Your objective:
Skip all pictures, then print the remaining material exactly.

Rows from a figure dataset

──────────

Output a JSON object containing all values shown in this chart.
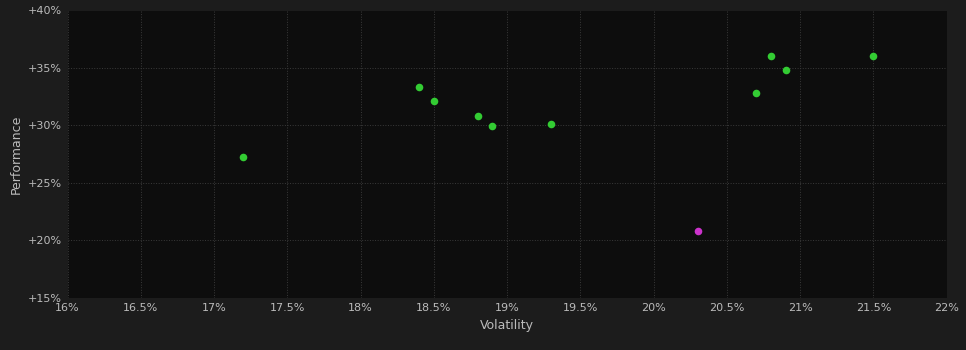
{
  "background_color": "#1c1c1c",
  "plot_bg_color": "#0d0d0d",
  "grid_color": "#3a3a3a",
  "text_color": "#bbbbbb",
  "xlabel": "Volatility",
  "ylabel": "Performance",
  "xlim": [
    0.16,
    0.22
  ],
  "ylim": [
    0.15,
    0.4
  ],
  "xticks": [
    0.16,
    0.165,
    0.17,
    0.175,
    0.18,
    0.185,
    0.19,
    0.195,
    0.2,
    0.205,
    0.21,
    0.215,
    0.22
  ],
  "yticks": [
    0.15,
    0.2,
    0.25,
    0.3,
    0.35,
    0.4
  ],
  "green_points": [
    [
      0.172,
      0.272
    ],
    [
      0.184,
      0.333
    ],
    [
      0.185,
      0.321
    ],
    [
      0.188,
      0.308
    ],
    [
      0.189,
      0.299
    ],
    [
      0.193,
      0.301
    ],
    [
      0.207,
      0.328
    ],
    [
      0.208,
      0.36
    ],
    [
      0.209,
      0.348
    ],
    [
      0.215,
      0.36
    ]
  ],
  "magenta_points": [
    [
      0.203,
      0.208
    ]
  ],
  "green_color": "#33cc33",
  "magenta_color": "#cc33cc",
  "marker_size": 30
}
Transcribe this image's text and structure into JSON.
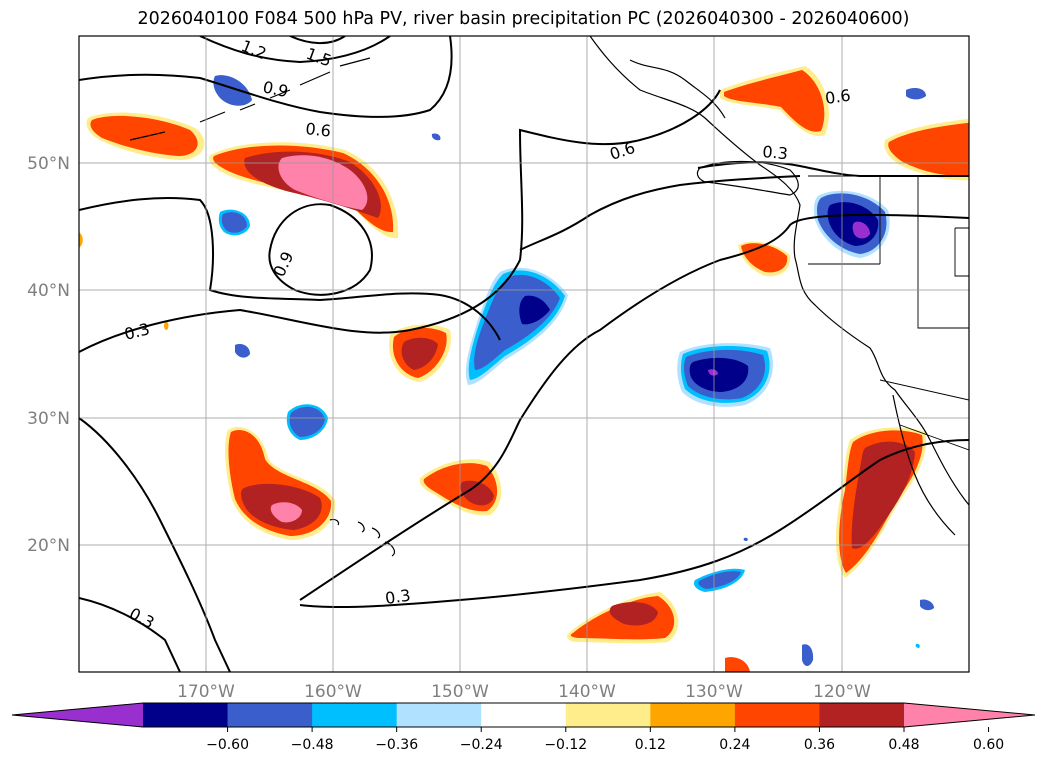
{
  "title": "2026040100 F084 500 hPa PV, river basin precipitation PC (2026040300 - 2026040600)",
  "map": {
    "lon_labels": [
      "170°W",
      "160°W",
      "150°W",
      "140°W",
      "130°W",
      "120°W"
    ],
    "lat_labels": [
      "50°N",
      "40°N",
      "30°N",
      "20°N"
    ],
    "lon_values": [
      -170,
      -160,
      -150,
      -140,
      -130,
      -120
    ],
    "lat_values": [
      50,
      40,
      30,
      20
    ],
    "lon_range": [
      -180,
      -110
    ],
    "lat_range": [
      10,
      60
    ],
    "gridlines": true
  },
  "pv_contour_labels": [
    {
      "text": "0.9"
    },
    {
      "text": "0.6"
    },
    {
      "text": "1.2"
    },
    {
      "text": "1.5"
    },
    {
      "text": "0.6"
    },
    {
      "text": "0.6"
    },
    {
      "text": "0.3"
    },
    {
      "text": "0.9"
    },
    {
      "text": "0.3"
    },
    {
      "text": "0.3"
    },
    {
      "text": "0.3"
    }
  ],
  "colorbar": {
    "colors": [
      "#9a2fd0",
      "#00008b",
      "#3a5fcd",
      "#00bfff",
      "#b0e2ff",
      "#ffffff",
      "#ffec8b",
      "#ffa500",
      "#ff4500",
      "#b22222",
      "#ff82ab"
    ],
    "tick_labels": [
      "−0.60",
      "−0.48",
      "−0.36",
      "−0.24",
      "−0.12",
      "0.12",
      "0.24",
      "0.36",
      "0.48",
      "0.60"
    ]
  }
}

──────────

Result of this exercise:
Output a JSON object containing all values shown in this chart.
{
  "background_color": "#1c1c1c",
  "plot_bg_color": "#0d0d0d",
  "grid_color": "#3a3a3a",
  "text_color": "#bbbbbb",
  "xlabel": "Volatility",
  "ylabel": "Performance",
  "xlim": [
    0.16,
    0.22
  ],
  "ylim": [
    0.15,
    0.4
  ],
  "xticks": [
    0.16,
    0.165,
    0.17,
    0.175,
    0.18,
    0.185,
    0.19,
    0.195,
    0.2,
    0.205,
    0.21,
    0.215,
    0.22
  ],
  "yticks": [
    0.15,
    0.2,
    0.25,
    0.3,
    0.35,
    0.4
  ],
  "green_points": [
    [
      0.172,
      0.272
    ],
    [
      0.184,
      0.333
    ],
    [
      0.185,
      0.321
    ],
    [
      0.188,
      0.308
    ],
    [
      0.189,
      0.299
    ],
    [
      0.193,
      0.301
    ],
    [
      0.207,
      0.328
    ],
    [
      0.208,
      0.36
    ],
    [
      0.209,
      0.348
    ],
    [
      0.215,
      0.36
    ]
  ],
  "magenta_points": [
    [
      0.203,
      0.208
    ]
  ],
  "green_color": "#33cc33",
  "magenta_color": "#cc33cc",
  "marker_size": 30
}
Transcribe this image's text and structure into JSON.
{
  "title": "2026040100 F084 500 hPa PV, river basin precipitation PC (2026040300 - 2026040600)",
  "map": {
    "lon_labels": [
      "170°W",
      "160°W",
      "150°W",
      "140°W",
      "130°W",
      "120°W"
    ],
    "lat_labels": [
      "50°N",
      "40°N",
      "30°N",
      "20°N"
    ],
    "lon_values": [
      -170,
      -160,
      -150,
      -140,
      -130,
      -120
    ],
    "lat_values": [
      50,
      40,
      30,
      20
    ],
    "lon_range": [
      -180,
      -110
    ],
    "lat_range": [
      10,
      60
    ],
    "gridlines": true
  },
  "pv_contour_labels": [
    {
      "text": "0.9"
    },
    {
      "text": "0.6"
    },
    {
      "text": "1.2"
    },
    {
      "text": "1.5"
    },
    {
      "text": "0.6"
    },
    {
      "text": "0.6"
    },
    {
      "text": "0.3"
    },
    {
      "text": "0.9"
    },
    {
      "text": "0.3"
    },
    {
      "text": "0.3"
    },
    {
      "text": "0.3"
    }
  ],
  "colorbar": {
    "colors": [
      "#9a2fd0",
      "#00008b",
      "#3a5fcd",
      "#00bfff",
      "#b0e2ff",
      "#ffffff",
      "#ffec8b",
      "#ffa500",
      "#ff4500",
      "#b22222",
      "#ff82ab"
    ],
    "tick_labels": [
      "−0.60",
      "−0.48",
      "−0.36",
      "−0.24",
      "−0.12",
      "0.12",
      "0.24",
      "0.36",
      "0.48",
      "0.60"
    ]
  }
}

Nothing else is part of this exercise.